## Sobre la tarea
Transcribe sin cambios el pasaje del texto sobre liderazgo andrógino que va desde "El liderazgo andrógino tiene" hasta "trabajo en equipo.", ambos incluidos.

## Fragmento del documento
○ ○ ○ ○ ○
Liderazgo andrógino
El concepto de liderazgo andrógino se originó en la década de 1970 a través del trabajo de la psicóloga Sandra Bem. Bem propuso que las personas podían tener rasgos de personalidad tanto masculinos como femeninos, y que los líderes más efectivos eran aquellos que combinaban ambos conjuntos de rasgos.
El liderazgo andrógino tiene varias ventajas sobre el liderazgo tradicional. En primer lugar, los líderes andróginos suelen tener una gama más amplia de habilidades y rasgos de personalidad, lo que les permite adaptarse mejor a las situaciones cambiantes y satisfacer las necesidades de su equipo y organización. Además, los líderes andróginos son más propensos a fomentar la colaboración y el trabajo en equipo, lo que puede aumentar la creatividad y la innovación en la organización. Por último, los líderes andróginos suelen ser más inclusivos y valoran la diversidad de perspectivas, lo que puede mejorar la toma de decisiones y la calidad del trabajo en equipo.
Es importante tener en cuenta que no existe un estilo de liderazgo universalmente mejor, ya que cada uno tiene sus propias fortalezas y debilidades. La efectividad de los estilos de liderazgo depende de la situación, la cultura organizacional y las fortalezas y debilidades individuales del líder.
Sin embargo, el liderazgo andrógino ha demostrado ser efectivo en muchas situaciones, ya que combina rasgos tanto masculinos como femeninos. Al utilizar una amplia gama de habilidades y comportamientos, los líderes andróginos pueden adaptarse mejor a las circunstancias cambiantes y satisfacer las necesidades de su equipo y organización. Actualmente, las organizaciones están experimentando una transformación compleja debido a la digitalización y el cambio hacia la sostenibilidad. Este proceso requiere conocimientos técnicos, pensamiento estratégico y gestión del cambio organizacional. En este contexto, el estilo de liderazgo andrógino es particularmente adecuado para liderar estos procesos complejos, donde hay que involucrar a numerosas áreas y personas y fomentar una gestión del cambio interna.
○ ○ ○ ○ ○
## Datos para revisar

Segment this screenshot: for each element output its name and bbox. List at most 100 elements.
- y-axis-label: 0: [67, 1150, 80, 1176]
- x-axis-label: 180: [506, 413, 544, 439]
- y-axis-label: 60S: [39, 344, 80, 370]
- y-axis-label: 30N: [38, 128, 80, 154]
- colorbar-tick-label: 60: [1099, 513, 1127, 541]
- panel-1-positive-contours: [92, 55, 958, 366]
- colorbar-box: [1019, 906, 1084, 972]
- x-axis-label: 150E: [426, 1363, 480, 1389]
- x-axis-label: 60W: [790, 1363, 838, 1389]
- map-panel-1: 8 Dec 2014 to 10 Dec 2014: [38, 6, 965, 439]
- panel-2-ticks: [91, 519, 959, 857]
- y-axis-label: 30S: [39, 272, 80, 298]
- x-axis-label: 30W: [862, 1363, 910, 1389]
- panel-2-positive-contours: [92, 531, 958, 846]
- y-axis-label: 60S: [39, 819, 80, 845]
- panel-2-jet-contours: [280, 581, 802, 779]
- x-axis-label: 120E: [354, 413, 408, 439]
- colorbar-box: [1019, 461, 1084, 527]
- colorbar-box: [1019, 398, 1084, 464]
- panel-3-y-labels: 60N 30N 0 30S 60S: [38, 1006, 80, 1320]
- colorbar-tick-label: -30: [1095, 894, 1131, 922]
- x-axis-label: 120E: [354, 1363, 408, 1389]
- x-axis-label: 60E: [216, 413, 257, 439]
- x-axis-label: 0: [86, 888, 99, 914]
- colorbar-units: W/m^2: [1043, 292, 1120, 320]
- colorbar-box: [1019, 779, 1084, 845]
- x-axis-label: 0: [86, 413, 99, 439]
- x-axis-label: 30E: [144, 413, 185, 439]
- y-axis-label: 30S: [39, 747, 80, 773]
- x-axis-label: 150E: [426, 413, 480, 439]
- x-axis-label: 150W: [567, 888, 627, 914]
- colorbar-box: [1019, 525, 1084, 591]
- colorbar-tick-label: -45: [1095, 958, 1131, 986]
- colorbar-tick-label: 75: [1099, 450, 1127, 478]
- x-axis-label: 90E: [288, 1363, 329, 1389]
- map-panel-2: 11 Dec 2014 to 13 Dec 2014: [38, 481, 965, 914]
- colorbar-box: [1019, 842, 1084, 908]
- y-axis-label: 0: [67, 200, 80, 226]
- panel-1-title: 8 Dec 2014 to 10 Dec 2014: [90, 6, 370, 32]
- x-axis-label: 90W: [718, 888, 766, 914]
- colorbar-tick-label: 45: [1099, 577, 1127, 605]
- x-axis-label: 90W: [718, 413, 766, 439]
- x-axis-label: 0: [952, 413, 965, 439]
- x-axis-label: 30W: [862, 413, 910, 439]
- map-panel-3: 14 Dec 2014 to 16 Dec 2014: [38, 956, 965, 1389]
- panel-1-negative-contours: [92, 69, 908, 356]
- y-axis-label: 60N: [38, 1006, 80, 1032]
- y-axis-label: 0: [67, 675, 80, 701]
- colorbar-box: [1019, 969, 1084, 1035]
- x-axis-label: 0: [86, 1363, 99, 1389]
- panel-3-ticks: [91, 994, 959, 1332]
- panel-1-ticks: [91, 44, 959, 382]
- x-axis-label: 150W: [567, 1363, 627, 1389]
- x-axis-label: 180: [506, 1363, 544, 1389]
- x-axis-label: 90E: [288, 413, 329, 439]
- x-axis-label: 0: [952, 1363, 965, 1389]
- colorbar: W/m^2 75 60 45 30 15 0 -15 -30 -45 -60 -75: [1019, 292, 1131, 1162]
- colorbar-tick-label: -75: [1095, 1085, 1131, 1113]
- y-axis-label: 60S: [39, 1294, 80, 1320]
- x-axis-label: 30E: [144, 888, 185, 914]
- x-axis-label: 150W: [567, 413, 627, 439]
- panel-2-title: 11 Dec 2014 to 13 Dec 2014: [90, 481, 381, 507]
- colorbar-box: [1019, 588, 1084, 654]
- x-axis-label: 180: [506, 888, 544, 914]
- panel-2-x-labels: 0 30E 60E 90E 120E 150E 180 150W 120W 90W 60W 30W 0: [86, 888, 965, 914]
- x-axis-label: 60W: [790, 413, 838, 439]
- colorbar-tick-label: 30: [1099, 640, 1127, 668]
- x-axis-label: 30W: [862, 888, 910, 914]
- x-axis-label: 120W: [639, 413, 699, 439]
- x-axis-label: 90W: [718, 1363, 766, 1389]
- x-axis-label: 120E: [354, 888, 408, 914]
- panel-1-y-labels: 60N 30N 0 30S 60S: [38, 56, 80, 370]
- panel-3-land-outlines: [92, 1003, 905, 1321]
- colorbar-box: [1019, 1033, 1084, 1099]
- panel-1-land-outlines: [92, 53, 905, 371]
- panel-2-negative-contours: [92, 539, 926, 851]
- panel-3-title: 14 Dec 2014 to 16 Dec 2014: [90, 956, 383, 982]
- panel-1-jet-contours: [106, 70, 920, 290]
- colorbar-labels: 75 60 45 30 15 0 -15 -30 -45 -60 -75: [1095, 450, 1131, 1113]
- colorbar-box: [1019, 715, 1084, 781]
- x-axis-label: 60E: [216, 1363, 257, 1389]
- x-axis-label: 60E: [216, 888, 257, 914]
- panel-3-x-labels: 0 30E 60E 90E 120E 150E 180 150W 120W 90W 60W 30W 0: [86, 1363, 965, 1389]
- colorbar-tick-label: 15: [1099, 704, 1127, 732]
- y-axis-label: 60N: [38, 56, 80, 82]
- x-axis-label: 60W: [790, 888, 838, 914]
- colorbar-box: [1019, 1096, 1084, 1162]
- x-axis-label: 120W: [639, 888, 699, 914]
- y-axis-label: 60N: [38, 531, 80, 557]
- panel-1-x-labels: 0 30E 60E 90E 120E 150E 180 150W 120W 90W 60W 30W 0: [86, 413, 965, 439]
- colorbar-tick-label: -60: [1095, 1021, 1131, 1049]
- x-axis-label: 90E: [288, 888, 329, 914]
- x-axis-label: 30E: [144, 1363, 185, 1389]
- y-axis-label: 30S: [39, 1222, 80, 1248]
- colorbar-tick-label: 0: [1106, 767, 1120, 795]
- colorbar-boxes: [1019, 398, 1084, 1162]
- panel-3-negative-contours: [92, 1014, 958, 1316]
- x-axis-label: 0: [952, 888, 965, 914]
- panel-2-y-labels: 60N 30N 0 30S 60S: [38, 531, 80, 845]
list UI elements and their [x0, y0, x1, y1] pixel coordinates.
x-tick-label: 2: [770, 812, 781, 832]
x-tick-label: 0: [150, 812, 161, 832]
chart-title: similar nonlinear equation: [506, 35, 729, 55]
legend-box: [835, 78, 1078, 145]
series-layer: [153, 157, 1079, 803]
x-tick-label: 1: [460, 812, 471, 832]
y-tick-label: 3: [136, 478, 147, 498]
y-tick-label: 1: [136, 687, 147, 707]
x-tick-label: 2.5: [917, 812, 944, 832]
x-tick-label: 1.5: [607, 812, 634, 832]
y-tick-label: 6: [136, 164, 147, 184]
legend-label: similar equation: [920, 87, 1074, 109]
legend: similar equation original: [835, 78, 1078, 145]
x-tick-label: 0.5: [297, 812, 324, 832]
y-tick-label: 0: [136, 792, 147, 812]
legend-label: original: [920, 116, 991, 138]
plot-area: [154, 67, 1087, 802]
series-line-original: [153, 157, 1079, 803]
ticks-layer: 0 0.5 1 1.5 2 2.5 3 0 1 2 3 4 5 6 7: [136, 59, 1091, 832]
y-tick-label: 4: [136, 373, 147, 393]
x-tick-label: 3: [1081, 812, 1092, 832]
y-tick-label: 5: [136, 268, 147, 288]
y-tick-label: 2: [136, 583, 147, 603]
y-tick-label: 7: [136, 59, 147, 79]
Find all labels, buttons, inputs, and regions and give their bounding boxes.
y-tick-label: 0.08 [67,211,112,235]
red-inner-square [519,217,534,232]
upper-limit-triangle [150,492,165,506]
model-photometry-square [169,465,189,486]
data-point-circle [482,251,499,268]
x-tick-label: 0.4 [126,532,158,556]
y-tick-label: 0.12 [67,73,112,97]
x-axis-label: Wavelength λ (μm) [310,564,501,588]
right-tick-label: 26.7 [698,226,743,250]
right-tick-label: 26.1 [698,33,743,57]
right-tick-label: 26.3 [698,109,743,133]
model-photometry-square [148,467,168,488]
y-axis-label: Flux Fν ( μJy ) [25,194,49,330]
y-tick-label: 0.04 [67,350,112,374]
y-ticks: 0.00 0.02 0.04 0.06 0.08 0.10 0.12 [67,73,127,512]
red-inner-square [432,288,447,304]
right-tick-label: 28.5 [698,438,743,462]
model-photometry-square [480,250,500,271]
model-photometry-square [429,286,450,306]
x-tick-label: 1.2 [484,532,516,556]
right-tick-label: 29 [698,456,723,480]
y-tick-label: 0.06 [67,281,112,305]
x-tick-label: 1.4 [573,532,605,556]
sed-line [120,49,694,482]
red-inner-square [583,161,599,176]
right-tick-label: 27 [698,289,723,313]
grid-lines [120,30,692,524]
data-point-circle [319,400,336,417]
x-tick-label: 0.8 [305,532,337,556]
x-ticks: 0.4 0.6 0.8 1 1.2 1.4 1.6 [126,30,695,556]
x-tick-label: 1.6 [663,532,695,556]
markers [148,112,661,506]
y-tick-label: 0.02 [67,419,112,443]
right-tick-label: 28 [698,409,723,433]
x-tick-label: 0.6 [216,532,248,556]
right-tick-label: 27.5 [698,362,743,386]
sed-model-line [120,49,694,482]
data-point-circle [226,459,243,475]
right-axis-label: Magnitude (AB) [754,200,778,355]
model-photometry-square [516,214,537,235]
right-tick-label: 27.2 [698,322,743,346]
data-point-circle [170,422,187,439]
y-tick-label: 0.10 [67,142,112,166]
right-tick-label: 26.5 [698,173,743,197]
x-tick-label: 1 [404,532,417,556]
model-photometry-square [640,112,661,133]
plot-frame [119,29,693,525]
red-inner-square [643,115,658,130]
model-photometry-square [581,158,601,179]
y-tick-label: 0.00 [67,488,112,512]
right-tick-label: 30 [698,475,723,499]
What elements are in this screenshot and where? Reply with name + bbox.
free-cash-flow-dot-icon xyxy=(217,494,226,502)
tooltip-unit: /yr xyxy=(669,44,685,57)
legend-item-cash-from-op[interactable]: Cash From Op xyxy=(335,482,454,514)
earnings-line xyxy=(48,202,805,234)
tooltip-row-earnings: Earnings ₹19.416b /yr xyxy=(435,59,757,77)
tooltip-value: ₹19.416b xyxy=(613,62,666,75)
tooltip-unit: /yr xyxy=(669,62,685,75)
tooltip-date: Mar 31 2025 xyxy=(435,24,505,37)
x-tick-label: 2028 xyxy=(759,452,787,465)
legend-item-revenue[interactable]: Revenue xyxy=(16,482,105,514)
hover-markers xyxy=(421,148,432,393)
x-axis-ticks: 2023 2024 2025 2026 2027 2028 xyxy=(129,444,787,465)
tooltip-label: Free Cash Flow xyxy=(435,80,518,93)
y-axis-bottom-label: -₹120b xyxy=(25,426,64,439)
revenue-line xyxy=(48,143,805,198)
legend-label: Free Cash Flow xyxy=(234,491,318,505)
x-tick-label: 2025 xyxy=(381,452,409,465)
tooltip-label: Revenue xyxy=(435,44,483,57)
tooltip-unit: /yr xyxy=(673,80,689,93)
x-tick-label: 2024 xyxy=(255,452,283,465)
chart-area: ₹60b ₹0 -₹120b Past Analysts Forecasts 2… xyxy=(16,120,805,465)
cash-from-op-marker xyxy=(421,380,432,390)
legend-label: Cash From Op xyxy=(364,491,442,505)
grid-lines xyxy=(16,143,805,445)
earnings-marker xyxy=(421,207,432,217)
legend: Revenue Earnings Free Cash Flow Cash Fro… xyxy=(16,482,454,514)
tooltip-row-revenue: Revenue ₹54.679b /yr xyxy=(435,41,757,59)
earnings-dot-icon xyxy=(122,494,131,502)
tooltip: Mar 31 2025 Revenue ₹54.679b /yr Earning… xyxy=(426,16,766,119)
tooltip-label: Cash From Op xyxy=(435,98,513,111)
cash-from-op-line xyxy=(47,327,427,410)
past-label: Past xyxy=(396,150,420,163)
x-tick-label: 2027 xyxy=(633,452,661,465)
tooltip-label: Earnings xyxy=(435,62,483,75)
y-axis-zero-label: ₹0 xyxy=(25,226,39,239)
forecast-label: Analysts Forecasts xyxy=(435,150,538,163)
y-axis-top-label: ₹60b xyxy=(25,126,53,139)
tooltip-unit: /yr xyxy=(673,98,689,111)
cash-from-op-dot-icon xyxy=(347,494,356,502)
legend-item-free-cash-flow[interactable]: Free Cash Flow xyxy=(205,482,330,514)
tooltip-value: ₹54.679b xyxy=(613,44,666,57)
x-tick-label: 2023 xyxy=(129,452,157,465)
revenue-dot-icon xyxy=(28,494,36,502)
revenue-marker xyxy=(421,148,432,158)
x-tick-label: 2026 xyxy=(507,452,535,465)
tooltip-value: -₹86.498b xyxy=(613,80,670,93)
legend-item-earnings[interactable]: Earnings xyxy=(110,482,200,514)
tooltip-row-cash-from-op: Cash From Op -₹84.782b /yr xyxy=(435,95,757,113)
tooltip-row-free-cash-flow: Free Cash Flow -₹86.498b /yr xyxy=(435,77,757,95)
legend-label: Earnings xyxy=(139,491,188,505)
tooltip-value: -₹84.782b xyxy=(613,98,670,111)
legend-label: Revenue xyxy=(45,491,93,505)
○ ○ ○ ○ ○
## Solución
El liderazgo andrógino tiene varias ventajas sobre el liderazgo tradicional. En primer lugar, los líderes andróginos suelen tener una gama más amplia de habilidades y rasgos de personalidad, lo que les permite adaptarse mejor a las situaciones cambiantes y satisfacer las necesidades de su equipo y organización. Además, los líderes andróginos son más propensos a fomentar la colaboración y el trabajo en equipo, lo que puede aumentar la creatividad y la innovación en la organización. Por último, los líderes andróginos suelen ser más inclusivos y valoran la diversidad de perspectivas, lo que puede mejorar la toma de decisiones y la calidad del trabajo en equipo.